• _Prova tu_:
Rispondi alle domande seguenti in base al testo fornito e numera le risposte allo stesso modo.
1. Che esito hanno avuto i ricorsi presentati dall'interessato?
2. Quale entità deve avere la pena perché scattino l'incandidabilità o la decadenza?
3. In quale data il Ministero dell'Interno ha espresso il parere sull'incandidabilità del sindaco?

• _Testo fornito_:
sia il T.A.R. che il Consiglio di Stato (sentenze 7120 e 7128/2025) hanno respinto i ricorsi presentati
dall’interessato;
sia per la incandidabilità che per la decadenza è necessario che l’interessato abbia riportato una
condanna penale per un reato diverso da quelli analiticamente specificati dalla medesima legge ad
una pena “superiore a sei mesi” (requisito attinente l’entità della pena) commesso “con abuso di
potere o in violazione dei doveri inerenti la funzione” (requisito attinente la condotta);
secondo la legge Severino, dunque, la sanzione scatta alla presenza congiunta dei citati requisiti;
lo stesso Ministero dell’Interno-Dipartimento per gli affari interni, nel parere del 6 marzo 2022 sulla
incandidabilità del sindaco ex D.Lgs. n. 235/2012 affermava che in ogni caso, sia l’applicazione dell’
aggravante, sia la sussistenza di un nesso tra l’esercizio delle pubbliche funzioni e la commissione
del delitto, come pure la sussistenza di una violazione dei doveri o abuso dei poteri, devono essere
espressamente ritenute sussistenti dal giudice penale. “E questa valutazione dell’autorità giudiziaria
penale non può essere sostituita, integrata o contraddetta da autonome valutazioni dell’autorità
amministrativa, giacché la legge n. 16/92” – oggi D. lgs. n.235/2012 – “non consente alcun margine
di discrezionalità”.

• _Dati da analizzare_:
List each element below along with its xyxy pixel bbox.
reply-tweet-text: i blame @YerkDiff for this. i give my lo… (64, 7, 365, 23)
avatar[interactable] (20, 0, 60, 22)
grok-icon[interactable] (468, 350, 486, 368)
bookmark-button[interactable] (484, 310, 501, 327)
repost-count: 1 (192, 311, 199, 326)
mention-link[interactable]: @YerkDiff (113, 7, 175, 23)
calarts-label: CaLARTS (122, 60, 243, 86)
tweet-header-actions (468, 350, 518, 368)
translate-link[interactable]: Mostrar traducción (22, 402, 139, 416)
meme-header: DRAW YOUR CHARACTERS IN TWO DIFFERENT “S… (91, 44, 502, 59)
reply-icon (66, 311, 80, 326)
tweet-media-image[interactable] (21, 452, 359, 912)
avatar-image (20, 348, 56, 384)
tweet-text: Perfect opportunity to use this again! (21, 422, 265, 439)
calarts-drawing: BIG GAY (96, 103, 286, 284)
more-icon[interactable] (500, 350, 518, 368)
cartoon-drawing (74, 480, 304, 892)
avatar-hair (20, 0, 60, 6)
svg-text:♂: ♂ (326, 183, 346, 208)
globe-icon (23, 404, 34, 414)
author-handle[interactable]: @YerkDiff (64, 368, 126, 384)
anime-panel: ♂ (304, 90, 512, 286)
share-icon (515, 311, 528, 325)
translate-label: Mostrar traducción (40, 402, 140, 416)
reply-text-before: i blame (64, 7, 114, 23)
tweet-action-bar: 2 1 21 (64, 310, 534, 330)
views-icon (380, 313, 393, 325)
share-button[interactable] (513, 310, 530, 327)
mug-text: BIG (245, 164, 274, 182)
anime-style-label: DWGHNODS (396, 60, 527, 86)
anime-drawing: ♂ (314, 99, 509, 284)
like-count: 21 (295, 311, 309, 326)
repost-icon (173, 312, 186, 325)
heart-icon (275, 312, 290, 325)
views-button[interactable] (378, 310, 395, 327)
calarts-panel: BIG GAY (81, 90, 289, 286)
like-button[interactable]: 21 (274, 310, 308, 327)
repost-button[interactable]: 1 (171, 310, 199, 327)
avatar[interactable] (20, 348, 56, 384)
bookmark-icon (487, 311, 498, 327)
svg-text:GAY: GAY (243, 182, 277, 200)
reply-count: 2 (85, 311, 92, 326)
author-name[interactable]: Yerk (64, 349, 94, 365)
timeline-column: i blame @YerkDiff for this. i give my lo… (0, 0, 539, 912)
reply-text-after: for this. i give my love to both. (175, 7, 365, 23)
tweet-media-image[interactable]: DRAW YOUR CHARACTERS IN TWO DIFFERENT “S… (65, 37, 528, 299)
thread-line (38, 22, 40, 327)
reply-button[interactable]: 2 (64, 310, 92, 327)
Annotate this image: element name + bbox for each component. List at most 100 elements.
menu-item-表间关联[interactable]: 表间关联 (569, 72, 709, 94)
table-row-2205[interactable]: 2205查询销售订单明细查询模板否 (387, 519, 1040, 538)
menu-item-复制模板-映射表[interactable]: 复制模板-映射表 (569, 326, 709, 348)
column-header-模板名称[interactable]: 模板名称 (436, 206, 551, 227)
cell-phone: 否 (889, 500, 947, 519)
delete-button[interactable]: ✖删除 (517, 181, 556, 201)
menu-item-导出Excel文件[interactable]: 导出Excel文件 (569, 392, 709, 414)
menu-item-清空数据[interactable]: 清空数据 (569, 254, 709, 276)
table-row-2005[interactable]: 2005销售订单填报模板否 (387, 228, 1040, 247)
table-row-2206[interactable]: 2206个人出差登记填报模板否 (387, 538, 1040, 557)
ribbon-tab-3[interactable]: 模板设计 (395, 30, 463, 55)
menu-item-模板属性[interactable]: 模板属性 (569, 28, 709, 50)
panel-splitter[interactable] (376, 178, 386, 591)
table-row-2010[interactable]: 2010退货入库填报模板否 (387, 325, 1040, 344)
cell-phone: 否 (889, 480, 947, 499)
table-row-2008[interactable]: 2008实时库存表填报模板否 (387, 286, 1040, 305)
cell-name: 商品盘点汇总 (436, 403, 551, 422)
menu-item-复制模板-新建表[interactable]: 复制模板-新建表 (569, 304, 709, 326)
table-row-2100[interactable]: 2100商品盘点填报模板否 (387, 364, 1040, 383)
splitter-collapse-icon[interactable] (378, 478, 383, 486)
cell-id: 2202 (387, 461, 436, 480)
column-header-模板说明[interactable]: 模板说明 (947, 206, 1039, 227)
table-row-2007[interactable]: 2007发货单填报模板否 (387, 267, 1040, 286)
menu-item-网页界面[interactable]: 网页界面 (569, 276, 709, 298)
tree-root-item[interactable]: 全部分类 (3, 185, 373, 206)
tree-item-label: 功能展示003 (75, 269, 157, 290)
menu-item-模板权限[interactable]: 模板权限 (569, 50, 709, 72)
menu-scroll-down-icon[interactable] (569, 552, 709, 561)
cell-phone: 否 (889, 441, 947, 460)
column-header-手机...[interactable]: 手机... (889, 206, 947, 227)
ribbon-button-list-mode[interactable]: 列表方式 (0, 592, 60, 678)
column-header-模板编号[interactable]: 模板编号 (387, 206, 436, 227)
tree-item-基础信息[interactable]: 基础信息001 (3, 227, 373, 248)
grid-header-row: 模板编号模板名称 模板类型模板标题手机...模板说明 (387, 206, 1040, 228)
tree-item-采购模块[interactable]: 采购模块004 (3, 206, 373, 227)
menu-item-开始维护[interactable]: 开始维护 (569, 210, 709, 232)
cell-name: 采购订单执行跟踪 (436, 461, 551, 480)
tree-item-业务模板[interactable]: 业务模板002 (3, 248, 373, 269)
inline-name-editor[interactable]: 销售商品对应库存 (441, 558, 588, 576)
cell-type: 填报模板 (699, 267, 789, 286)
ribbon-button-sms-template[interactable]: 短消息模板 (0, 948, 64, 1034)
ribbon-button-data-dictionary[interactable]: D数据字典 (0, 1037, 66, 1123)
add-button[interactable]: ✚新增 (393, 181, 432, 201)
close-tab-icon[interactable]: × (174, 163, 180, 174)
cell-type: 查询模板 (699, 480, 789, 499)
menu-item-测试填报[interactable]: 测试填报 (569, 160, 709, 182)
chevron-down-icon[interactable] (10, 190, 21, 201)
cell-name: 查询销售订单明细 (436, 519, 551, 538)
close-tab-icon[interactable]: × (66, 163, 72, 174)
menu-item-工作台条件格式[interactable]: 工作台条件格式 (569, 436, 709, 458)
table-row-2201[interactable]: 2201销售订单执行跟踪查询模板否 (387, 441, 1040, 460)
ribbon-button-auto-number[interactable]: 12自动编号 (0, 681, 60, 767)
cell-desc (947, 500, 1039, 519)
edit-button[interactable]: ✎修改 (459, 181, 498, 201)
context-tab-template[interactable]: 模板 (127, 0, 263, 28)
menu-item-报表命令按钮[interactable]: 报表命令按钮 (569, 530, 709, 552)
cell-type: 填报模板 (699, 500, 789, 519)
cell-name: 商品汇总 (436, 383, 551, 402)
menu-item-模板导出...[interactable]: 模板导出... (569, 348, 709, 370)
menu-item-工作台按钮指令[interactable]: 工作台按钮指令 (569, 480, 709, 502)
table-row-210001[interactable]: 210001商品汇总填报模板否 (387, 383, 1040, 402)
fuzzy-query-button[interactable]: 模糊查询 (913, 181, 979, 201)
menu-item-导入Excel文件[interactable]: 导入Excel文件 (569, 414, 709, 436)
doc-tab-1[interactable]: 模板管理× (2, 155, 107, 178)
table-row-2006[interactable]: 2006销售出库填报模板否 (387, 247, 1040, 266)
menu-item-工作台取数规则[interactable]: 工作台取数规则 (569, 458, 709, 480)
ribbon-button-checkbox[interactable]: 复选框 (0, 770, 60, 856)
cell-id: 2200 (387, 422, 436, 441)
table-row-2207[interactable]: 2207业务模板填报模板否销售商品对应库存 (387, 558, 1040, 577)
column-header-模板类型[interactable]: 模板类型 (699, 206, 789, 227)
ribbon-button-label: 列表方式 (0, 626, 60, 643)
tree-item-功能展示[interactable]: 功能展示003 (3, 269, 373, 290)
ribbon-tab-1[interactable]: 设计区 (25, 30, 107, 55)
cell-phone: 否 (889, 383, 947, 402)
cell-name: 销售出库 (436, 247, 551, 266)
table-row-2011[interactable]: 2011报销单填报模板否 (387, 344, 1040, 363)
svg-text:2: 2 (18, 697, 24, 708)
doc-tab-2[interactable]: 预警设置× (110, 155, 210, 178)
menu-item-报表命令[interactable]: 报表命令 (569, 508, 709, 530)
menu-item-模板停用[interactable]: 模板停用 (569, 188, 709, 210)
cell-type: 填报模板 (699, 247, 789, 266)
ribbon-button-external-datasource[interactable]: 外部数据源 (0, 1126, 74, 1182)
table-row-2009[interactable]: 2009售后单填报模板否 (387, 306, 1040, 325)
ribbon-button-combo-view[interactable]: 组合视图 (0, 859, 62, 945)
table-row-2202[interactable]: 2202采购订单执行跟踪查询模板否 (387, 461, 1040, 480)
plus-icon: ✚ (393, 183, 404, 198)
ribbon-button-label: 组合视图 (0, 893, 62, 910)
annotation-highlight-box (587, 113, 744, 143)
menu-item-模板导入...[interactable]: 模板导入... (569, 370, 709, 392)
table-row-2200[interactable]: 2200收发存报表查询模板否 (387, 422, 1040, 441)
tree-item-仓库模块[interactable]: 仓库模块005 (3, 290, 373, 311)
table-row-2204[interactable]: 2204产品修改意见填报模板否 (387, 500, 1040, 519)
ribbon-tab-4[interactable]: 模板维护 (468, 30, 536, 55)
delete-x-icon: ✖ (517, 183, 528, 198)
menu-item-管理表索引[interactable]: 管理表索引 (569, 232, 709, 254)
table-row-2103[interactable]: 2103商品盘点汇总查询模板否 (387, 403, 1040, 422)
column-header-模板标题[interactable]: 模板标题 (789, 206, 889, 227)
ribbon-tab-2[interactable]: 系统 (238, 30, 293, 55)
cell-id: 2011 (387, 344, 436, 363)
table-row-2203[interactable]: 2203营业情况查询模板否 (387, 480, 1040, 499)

• _Spazio risposta_:
1. Sono stati respinti sia dal T.A.R. sia dal Consiglio di Stato.
2. La pena deve essere superiore a sei mesi.
3. Il 6 marzo 2022.